(Collection entries)
· · · · · · ·
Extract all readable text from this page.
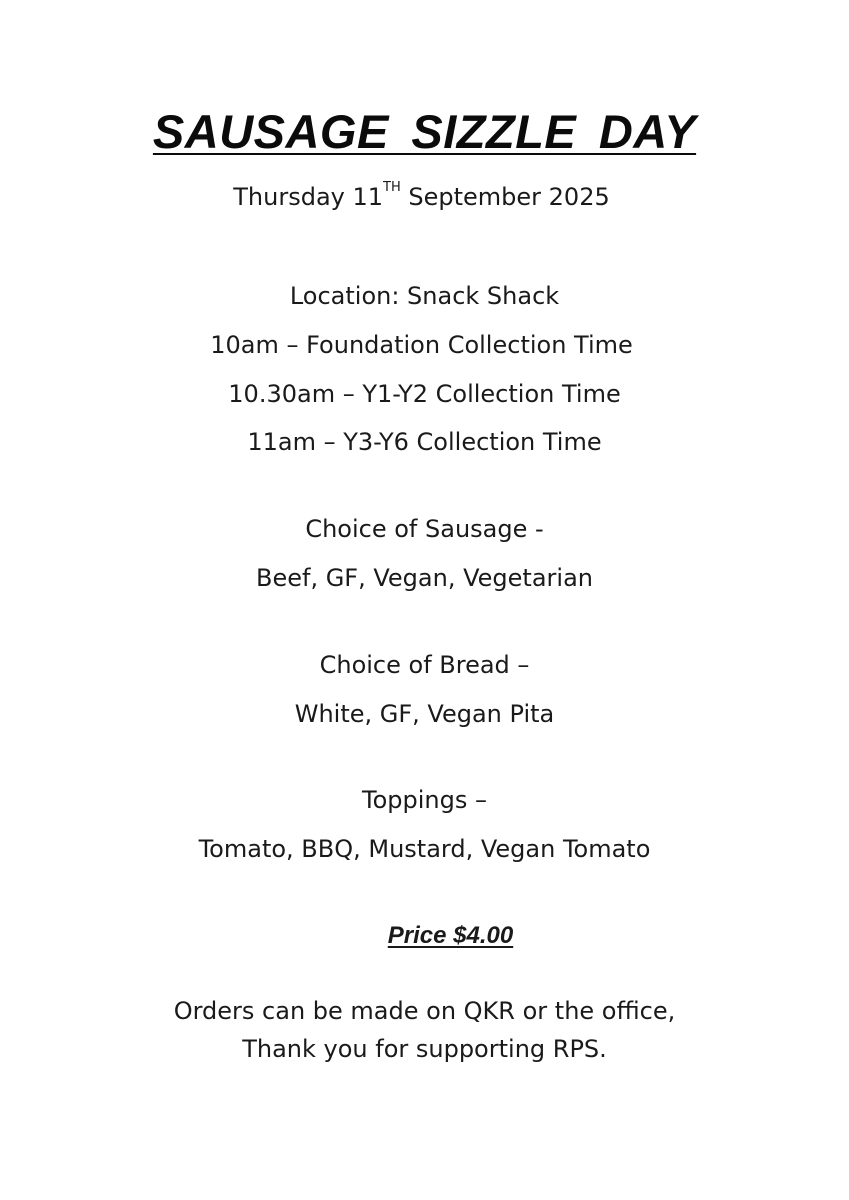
SAUSAGE SIZZLE DAY
Thursday 11TH September 2025
Location: Snack Shack
10am – Foundation Collection Time
10.30am – Y1-Y2 Collection Time
11am – Y3-Y6 Collection Time
Choice of Sausage -
Beef, GF, Vegan, Vegetarian
Choice of Bread –
White, GF, Vegan Pita
Toppings –
Tomato, BBQ, Mustard, Vegan Tomato
Price $4.00
Orders can be made on QKR or the office,
Thank you for supporting RPS.
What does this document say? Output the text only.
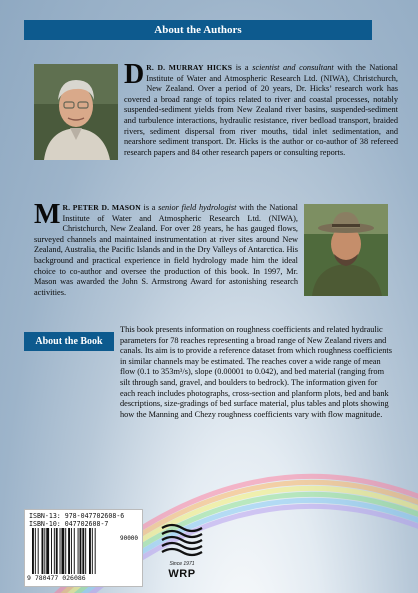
About the Authors

D R. D. MURRAY HICKS is a scientist and consultant with the National Institute of Water and Atmospheric Research Ltd. (NIWA), Christchurch, New Zealand. Over a period of 20 years, Dr. Hicks’ research work has covered a broad range of topics related to river and coastal processes, notably suspended-sediment yields from New Zealand river basins, suspended-sediment and turbulence interactions, hydraulic resistance, river bedload transport, braided rivers, sediment dispersal from river mouths, tidal inlet sedimentation, and nearshore sediment transport. Dr. Hicks is the author or co-author of 38 refereed research papers and 84 other research papers or consulting reports.

M R. PETER D. MASON is a senior field hydrologist with the National Institute of Water and Atmospheric Research Ltd. (NIWA), Christchurch, New Zealand. For over 28 years, he has gauged flows, surveyed channels and maintained instrumentation at river sites around New Zealand, Australia, the Pacific Islands and in the Dry Valleys of Antarctica. His background and practical experience in field hydrology made him the ideal choice to co-author and oversee the production of this book. In 1997, Mr. Mason was awarded the John S. Armstrong Award for astonishing research activities.

About the Book
This book presents information on roughness coefficients and related hydraulic parameters for 78 reaches representing a broad range of New Zealand rivers and canals. Its aim is to provide a reference dataset from which roughness coefficients in similar channels may be estimated. The reaches cover a wide range of mean flow (0.1 to 353m³/s), slope (0.00001 to 0.042), and bed material (ranging from silt through sand, gravel, and boulders to bedrock). The information given for each reach includes photographs, cross-section and planform plots, bed and bank descriptions, size-gradings of bed surface material, plus tables and plots showing how the Manning and Chezy roughness coefficients vary with flow magnitude.
ISBN-13: 978-047702608-6
ISBN-10: 047702608-7
90000
9 780477 026086
Since 1971
WRP
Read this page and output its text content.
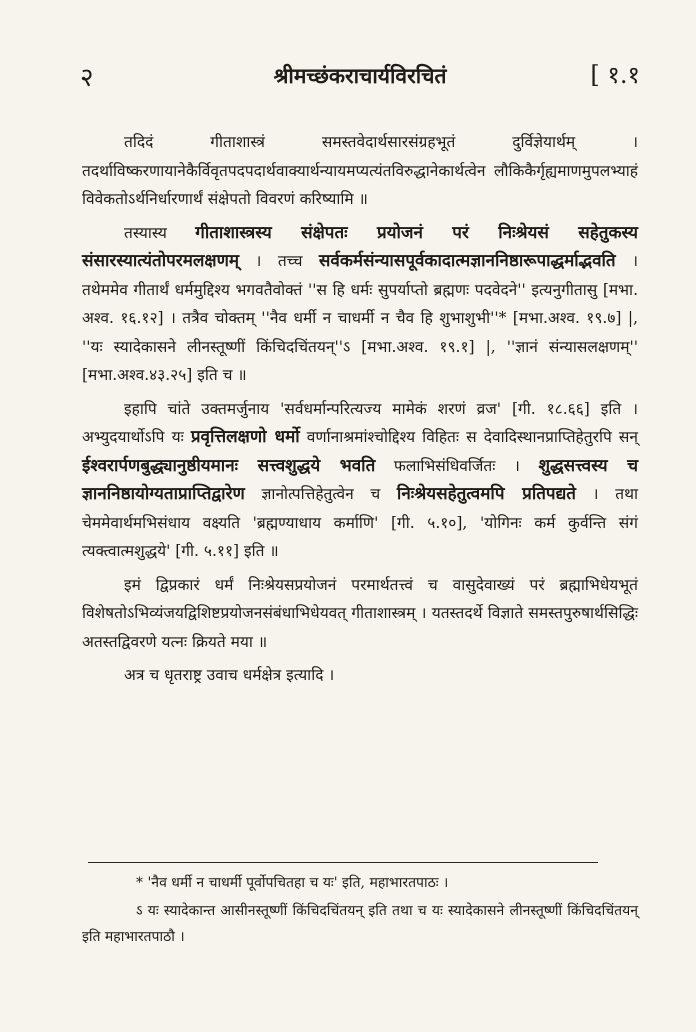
२	श्रीमच्छंकराचार्यविरचितं	[ १.१

तदिदं गीताशास्त्रं समस्तवेदार्थसारसंग्रहभूतं दुर्विज्ञेयार्थम् । तदर्थाविष्करणायानेकैर्विवृतपदपदार्थवाक्यार्थन्यायमप्यत्यंतविरुद्धानेकार्थत्वेन लौकिकैर्गृह्यमाणमुपलभ्याहं विवेकतोऽर्थनिर्धारणार्थं संक्षेपतो विवरणं करिष्यामि ॥

तस्यास्य गीताशास्त्रस्य संक्षेपतः प्रयोजनं परं निःश्रेयसं सहेतुकस्य संसारस्यात्यंतोपरमलक्षणम् । तच्च सर्वकर्मसंन्यासपूर्वकादात्मज्ञाननिष्ठारूपाद्धर्माद्भवति । तथेममेव गीतार्थं धर्ममुद्दिश्य भगवतैवोक्तं ''स हि धर्मः सुपर्याप्तो ब्रह्मणः पदवेदने'' इत्यनुगीतासु [मभा. अश्व. १६.१२] । तत्रैव चोक्तम् ''नैव धर्मी न चाधर्मी न चैव हि शुभाशुभी''* [मभा.अश्व. १९.७] |, ''यः स्यादेकासने लीनस्तूष्णीं किंचिदचिंतयन्''ऽ [मभा.अश्व. १९.१] |, ''ज्ञानं संन्यासलक्षणम्'' [मभा.अश्व.४३.२५] इति च ॥

इहापि चांते उक्तमर्जुनाय 'सर्वधर्मान्परित्यज्य मामेकं शरणं व्रज' [गी. १८.६६] इति । अभ्युदयार्थोऽपि यः प्रवृत्तिलक्षणो धर्मो वर्णानाश्रमांश्चोद्दिश्य विहितः स देवादिस्थानप्राप्तिहेतुरपि सन् ईश्वरार्पणबुद्ध्यानुष्ठीयमानः सत्त्वशुद्धये भवति फलाभिसंधिवर्जितः । शुद्धसत्त्वस्य च ज्ञाननिष्ठायोग्यताप्राप्तिद्वारेण ज्ञानोत्पत्तिहेतुत्वेन च निःश्रेयसहेतुत्वमपि प्रतिपद्यते । तथा चेममेवार्थमभिसंधाय वक्ष्यति 'ब्रह्मण्याधाय कर्माणि' [गी. ५.१०], 'योगिनः कर्म कुर्वन्ति संगं त्यक्त्वात्मशुद्धये' [गी. ५.११] इति ॥

इमं द्विप्रकारं धर्मं निःश्रेयसप्रयोजनं परमार्थतत्त्वं च वासुदेवाख्यं परं ब्रह्माभिधेयभूतं विशेषतोऽभिव्यंजयद्विशिष्टप्रयोजनसंबंधाभिधेयवत् गीताशास्त्रम् । यतस्तदर्थे विज्ञाते समस्तपुरुषार्थसिद्धिः अतस्तद्विवरणे यत्नः क्रियते मया ॥

अत्र च धृतराष्ट्र उवाच धर्मक्षेत्र इत्यादि ।

* 'नैव धर्मी न चाधर्मी पूर्वोपचितहा च यः' इति, महाभारतपाठः ।

ऽ यः स्यादेकान्त आसीनस्तूष्णीं किंचिदचिंतयन् इति तथा च यः स्यादेकासने लीनस्तूष्णीं किंचिदचिंतयन् इति महाभारतपाठौ ।
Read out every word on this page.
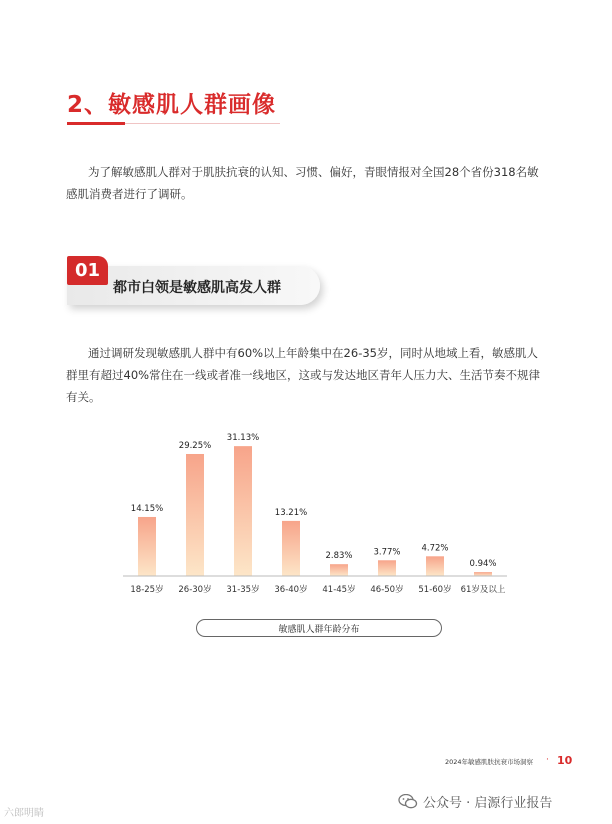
2、敏感肌人群画像

为了解敏感肌人群对于肌肤抗衰的认知、习惯、偏好，青眼情报对全国28个省份318名敏感肌消费者进行了调研。

01
都市白领是敏感肌高发人群

通过调研发现敏感肌人群中有60%以上年龄集中在26-35岁，同时从地域上看，敏感肌人群里有超过40%常住在一线或者准一线地区，这或与发达地区青年人压力大、生活节奏不规律有关。

14.15%
18-25岁
29.25%
26-30岁
31.13%
31-35岁
13.21%
36-40岁
2.83%
41-45岁
3.77%
46-50岁
4.72%
51-60岁
0.94%
61岁及以上
敏感肌人群年龄分布
·
2024年敏感肌肤抗衰市场洞察 10
公众号 · 启源行业报告
六郎明睛
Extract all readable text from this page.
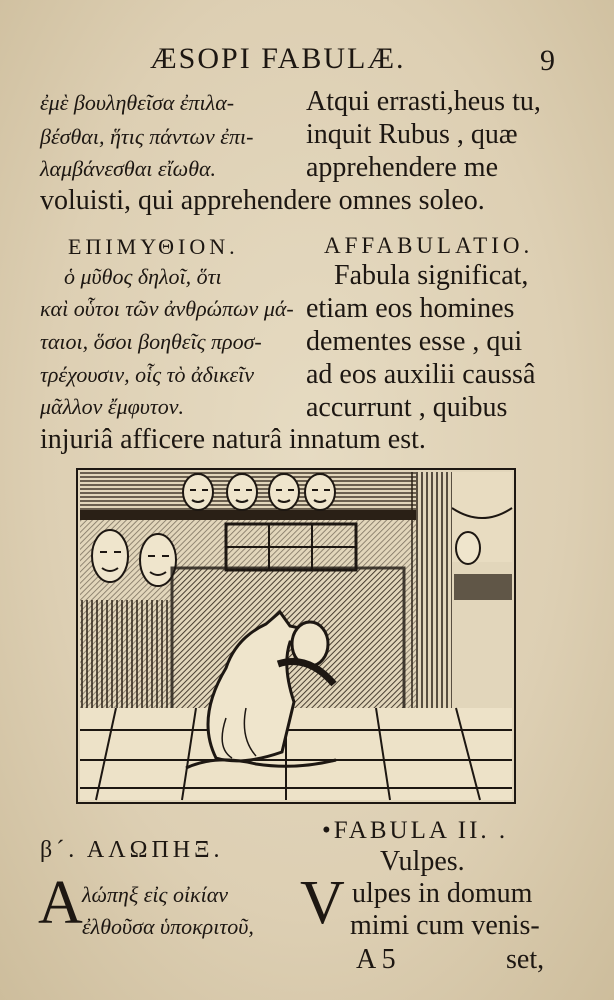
ÆSOPI FABULÆ.	9
ἐμὲ βουληθεῖσα ἐπιλα-
βέσθαι, ἥτις πάντων ἐπι-
λαμβάνεσθαι εἴωθα.
Atqui errasti,heus tu,
inquit Rubus , quæ
apprehendere me
voluisti, qui apprehendere omnes soleo.
ΕΠΙΜΥΘΙΟΝ.	AFFABULATIO.
ὁ μῦθος δηλοῖ, ὅτι
καὶ οὗτοι τῶν ἀνθρώπων μά-
ταιοι, ὅσοι βοηθεῖς προσ-
τρέχουσιν, οἷς τὸ ἀδικεῖν
μᾶλλον ἔμφυτον.
Fabula significat,
etiam eos homines
dementes esse , qui
ad eos auxilii caussâ
accurrunt , quibus
injuriâ afficere naturâ innatum est.
β´. ΑΛΩΠΗΞ.
•FABULA II. .
Vulpes.
Α λώπηξ εἰς οἰκίαν
ἐλθοῦσα ὑποκριτοῦ, V ulpes in domum
mimi cum venis-
A 5	set,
· · · · · · ·
What is the number of lines in the records that contain the string "page"? Give only that number.

4